Given problem = Change each occurrence of "x-tick-label" in the entries below to "x-axis-tick-label" and reproduce the lines with nothing else altered.

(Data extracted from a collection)
________
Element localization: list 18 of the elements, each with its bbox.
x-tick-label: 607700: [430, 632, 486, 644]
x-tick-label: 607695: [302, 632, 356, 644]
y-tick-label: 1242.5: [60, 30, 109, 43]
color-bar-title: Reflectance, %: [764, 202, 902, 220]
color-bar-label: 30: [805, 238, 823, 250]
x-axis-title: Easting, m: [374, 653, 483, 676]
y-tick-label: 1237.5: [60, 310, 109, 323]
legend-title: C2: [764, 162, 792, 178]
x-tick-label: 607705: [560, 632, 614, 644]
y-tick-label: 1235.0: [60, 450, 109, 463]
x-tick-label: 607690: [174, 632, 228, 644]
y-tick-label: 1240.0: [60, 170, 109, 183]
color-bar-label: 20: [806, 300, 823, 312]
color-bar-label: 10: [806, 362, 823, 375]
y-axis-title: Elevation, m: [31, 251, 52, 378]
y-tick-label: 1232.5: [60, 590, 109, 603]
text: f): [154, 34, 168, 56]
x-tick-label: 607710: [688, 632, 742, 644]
________
Response to this exercise =
Element localization: list 18 of the elements, each with its bbox.
x-axis-tick-label: 607700: [430, 632, 486, 644]
x-axis-tick-label: 607695: [302, 632, 356, 644]
y-tick-label: 1242.5: [60, 30, 109, 43]
color-bar-title: Reflectance, %: [764, 202, 902, 220]
color-bar-label: 30: [805, 238, 823, 250]
x-axis-title: Easting, m: [374, 653, 483, 676]
y-tick-label: 1237.5: [60, 310, 109, 323]
legend-title: C2: [764, 162, 792, 178]
x-axis-tick-label: 607705: [560, 632, 614, 644]
y-tick-label: 1235.0: [60, 450, 109, 463]
x-axis-tick-label: 607690: [174, 632, 228, 644]
y-tick-label: 1240.0: [60, 170, 109, 183]
color-bar-label: 20: [806, 300, 823, 312]
color-bar-label: 10: [806, 362, 823, 375]
y-axis-title: Elevation, m: [31, 251, 52, 378]
y-tick-label: 1232.5: [60, 590, 109, 603]
text: f): [154, 34, 168, 56]
x-axis-tick-label: 607710: [688, 632, 742, 644]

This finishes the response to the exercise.